→ **Set exercise**: Tally the lines of the records below that contain the string "COMMONWEALTH", where case counts, and give only the number.

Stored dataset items
◇ ◇ ◇ ◇

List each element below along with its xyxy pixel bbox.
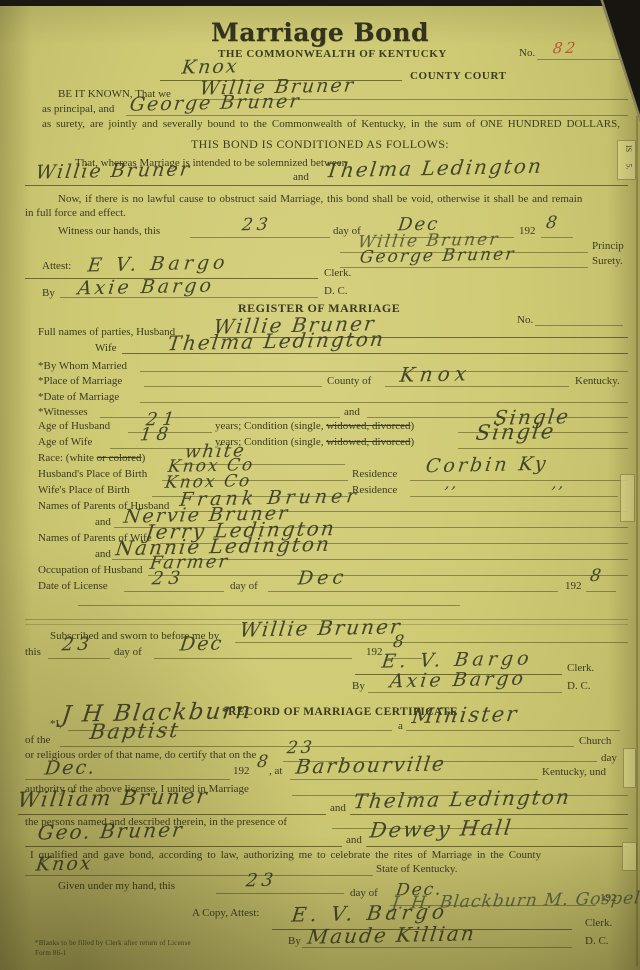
kentucky-under-fragment: Kentucky, und <box>542 766 606 778</box>
ruled-line <box>25 779 230 780</box>
wife-birth-label: Wife's Place of Birth <box>38 484 130 496</box>
page-edge-tab <box>623 748 636 788</box>
dc-label: D. C. <box>324 285 348 297</box>
kentucky-label: Kentucky. <box>575 375 620 387</box>
ruled-line <box>144 386 322 387</box>
condition-struck: widowed, divorced <box>326 436 410 448</box>
ruled-line <box>124 591 224 592</box>
page-edge-tab <box>622 842 637 871</box>
witness-hands-clause: Witness our hands, this <box>58 225 160 237</box>
age-wife-entry: 18 <box>139 426 174 445</box>
age-husband-label: Age of Husband <box>38 420 110 432</box>
ruled-line <box>140 402 628 403</box>
certificate-witness2-entry: Dewey Hall <box>369 818 514 842</box>
bride-name-entry: Thelma Ledington <box>325 156 545 181</box>
ruled-line <box>60 746 574 747</box>
certificate-year-printed: 192 <box>233 765 250 777</box>
minister-title-entry: Minister <box>411 704 520 727</box>
surety-name-entry: George Bruner <box>129 92 302 115</box>
bond-number-value: 82 <box>552 41 579 57</box>
certificate-county-entry: Knox <box>35 854 94 874</box>
condition-prefix: years; Condition (single, <box>215 420 323 432</box>
sworn-month-entry: Dec <box>179 635 225 655</box>
full-names-label: Full names of parties, Husband <box>38 326 175 338</box>
certificate-deputy-signature: Maude Killian <box>307 923 477 947</box>
race-suffix: ) <box>142 452 146 464</box>
year-printed: 192 <box>519 225 536 237</box>
commonwealth-heading: THE COMMONWEALTH OF KENTUCKY <box>218 48 447 60</box>
bond-year-digit: 8 <box>545 215 560 232</box>
wife-condition-entry: Single <box>475 421 557 444</box>
void-clause: Now, if there is no lawful cause to obst… <box>58 193 582 205</box>
day-of-label: day of <box>333 225 361 237</box>
ruled-line <box>122 353 628 354</box>
denomination-entry: Baptist <box>89 720 182 743</box>
residence-label-husband: Residence <box>352 468 397 480</box>
clerk-label: Clerk. <box>324 267 351 279</box>
condition-suffix: ) <box>411 420 415 432</box>
ruled-line <box>60 297 318 298</box>
license-year-digit: 8 <box>589 568 604 585</box>
certificate-and-label: and <box>330 802 346 814</box>
ruled-line <box>18 814 326 815</box>
sworn-deputy-signature: Axie Bargo <box>389 670 527 692</box>
race-prefix: Race: (white <box>38 452 94 464</box>
ruled-line <box>78 605 460 606</box>
sworn-this-label: this <box>25 646 41 658</box>
certificate-bride-entry: Thelma Ledington <box>353 787 573 812</box>
ruled-line <box>458 448 628 449</box>
state-of-kentucky-label: State of Kentucky. <box>376 863 457 875</box>
scanned-document-photo: Marriage Bond THE COMMONWEALTH OF KENTUC… <box>0 0 640 970</box>
and-label: and <box>293 171 309 183</box>
by-whom-married-label: *By Whom Married <box>38 360 127 372</box>
license-day-of-label: day of <box>230 580 258 592</box>
wife-label: Wife <box>95 342 117 354</box>
sworn-year-printed: 192 <box>366 646 383 658</box>
ruled-line <box>350 814 628 815</box>
as-principal-label: as principal, and <box>42 103 114 115</box>
condition-suffix: ) <box>411 436 415 448</box>
photo-background-top <box>0 0 640 6</box>
county-name-entry: Knox <box>181 57 240 77</box>
ruled-line <box>216 893 344 894</box>
race-text: Race: (white or colored) <box>38 452 145 464</box>
certificate-month-entry: Dec. <box>44 758 98 778</box>
given-clause: Given under my hand, this <box>58 880 175 892</box>
edge-fragment-text-2: 5. <box>625 164 634 170</box>
county-of-label: County of <box>327 375 371 387</box>
ruled-line <box>126 115 628 116</box>
page-edge-tab <box>620 474 635 522</box>
church-label: Church <box>579 735 611 747</box>
surety-signature: George Bruner <box>359 246 517 266</box>
ruled-line <box>148 575 628 576</box>
license-month-entry: Dec <box>297 568 349 588</box>
given-day-of-label: day of <box>350 887 378 899</box>
condition-struck: widowed, divorced <box>326 420 410 432</box>
conditioned-heading: THIS BOND IS CONDITIONED AS FOLLOWS: <box>0 138 640 151</box>
sworn-clerk-label: Clerk. <box>567 662 594 674</box>
document-title: Marriage Bond <box>0 18 640 47</box>
certificate-by-label: By <box>288 935 301 947</box>
husband-birth-label: Husband's Place of Birth <box>38 468 147 480</box>
void-clause-2: in full force and effect. <box>25 207 126 219</box>
ruled-line <box>406 730 620 731</box>
age-wife-label: Age of Wife <box>38 436 92 448</box>
qualified-clause: I qualified and gave bond, according to … <box>30 849 541 861</box>
sworn-by-label: By <box>352 680 365 692</box>
footnote-text: *Blanks to be filled by Clerk after retu… <box>35 940 191 948</box>
witnesses-and-label-2: and <box>346 834 362 846</box>
license-label: Date of License <box>38 580 108 592</box>
deputy-clerk-signature: Axie Bargo <box>77 277 215 299</box>
page-edge-line <box>636 116 638 966</box>
ruled-line <box>368 692 562 693</box>
marriage-place-entry: Barbourville <box>295 753 448 776</box>
ruled-line <box>235 642 628 643</box>
certificate-dc-label: D. C. <box>585 935 609 947</box>
at-label: , at <box>269 765 282 777</box>
certificate-clerk-signature: E. V. Bargo <box>291 901 450 924</box>
ruled-line <box>302 947 572 948</box>
wife-name-entry: Thelma Ledington <box>167 329 387 354</box>
by-label: By <box>42 287 55 299</box>
marriage-county-entry: Knox <box>399 363 473 384</box>
sworn-dc-label: D. C. <box>567 680 591 692</box>
marriage-bond-document: Marriage Bond THE COMMONWEALTH OF KENTUC… <box>0 6 640 970</box>
ruled-line <box>48 658 110 659</box>
ruled-line <box>410 496 618 497</box>
ruled-line <box>25 846 342 847</box>
edge-fragment-text-1: IS <box>624 145 633 152</box>
of-the-label: of the <box>25 734 50 746</box>
ruled-line <box>535 325 623 326</box>
principal-label: Princip <box>592 240 624 252</box>
ruled-line <box>140 371 628 372</box>
copy-attest-label: A Copy, Attest: <box>192 907 259 919</box>
given-day-entry: 23 <box>245 872 278 891</box>
date-of-marriage-label: *Date of Marriage <box>38 391 119 403</box>
parents-wife-and: and <box>95 548 111 560</box>
witnesses-and-label: and <box>344 406 360 418</box>
county-court-label: COUNTY COURT <box>410 70 507 82</box>
sworn-day-of-label: day of <box>114 646 142 658</box>
wife-residence-ditto-1: ,, <box>444 476 459 491</box>
ruled-line <box>25 875 373 876</box>
sworn-year-digit: 8 <box>392 634 407 651</box>
attest-label: Attest: <box>42 260 71 272</box>
certificate-groom-entry: William Bruner <box>16 786 209 811</box>
ruled-line <box>340 267 588 268</box>
sworn-name-entry: Willie Bruner <box>239 616 403 639</box>
bond-number-label: No. <box>519 47 535 59</box>
ruled-line <box>366 846 628 847</box>
place-of-marriage-label: *Place of Marriage <box>38 375 122 387</box>
sworn-day-entry: 23 <box>61 636 94 655</box>
occupation-label: Occupation of Husband <box>38 564 142 576</box>
license-year-printed: 192 <box>565 580 582 592</box>
clerk-signature: E V. Bargo <box>87 254 230 276</box>
groom-name-entry: Willie Bruner <box>35 160 192 182</box>
day-label: day <box>601 752 617 764</box>
ruled-line <box>290 779 538 780</box>
witnesses-label: *Witnesses <box>38 406 88 418</box>
ruled-line <box>537 59 625 60</box>
license-day-entry: 23 <box>151 570 186 589</box>
ruled-line <box>541 237 573 238</box>
ruled-line <box>410 480 628 481</box>
surety-label: Surety. <box>592 255 623 267</box>
husband-residence-entry: Corbin Ky <box>425 455 550 477</box>
ruled-line <box>154 658 352 659</box>
certificate-witness1-entry: Geo. Bruner <box>37 819 185 842</box>
wife-residence-ditto-2: ,, <box>551 476 566 491</box>
race-struck: or colored <box>97 452 142 464</box>
surety-clause: as surety, are jointly and severally bou… <box>42 118 620 130</box>
parents-husband-and: and <box>95 516 111 528</box>
bond-day-entry: 23 <box>241 217 273 235</box>
ruled-line <box>190 237 330 238</box>
a-label: a <box>398 720 403 732</box>
ruled-line <box>25 185 628 186</box>
condition-husband-text: years; Condition (single, widowed, divor… <box>215 420 414 432</box>
form-number: Form 86-1 <box>35 950 67 958</box>
register-no-label: No. <box>517 314 533 326</box>
certificate-clerk-label: Clerk. <box>585 917 612 929</box>
ruled-line <box>268 591 558 592</box>
ruled-line <box>586 591 616 592</box>
ruled-line <box>100 417 340 418</box>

◇ ◇ ◇ ◇

→ **Complete answer**: 3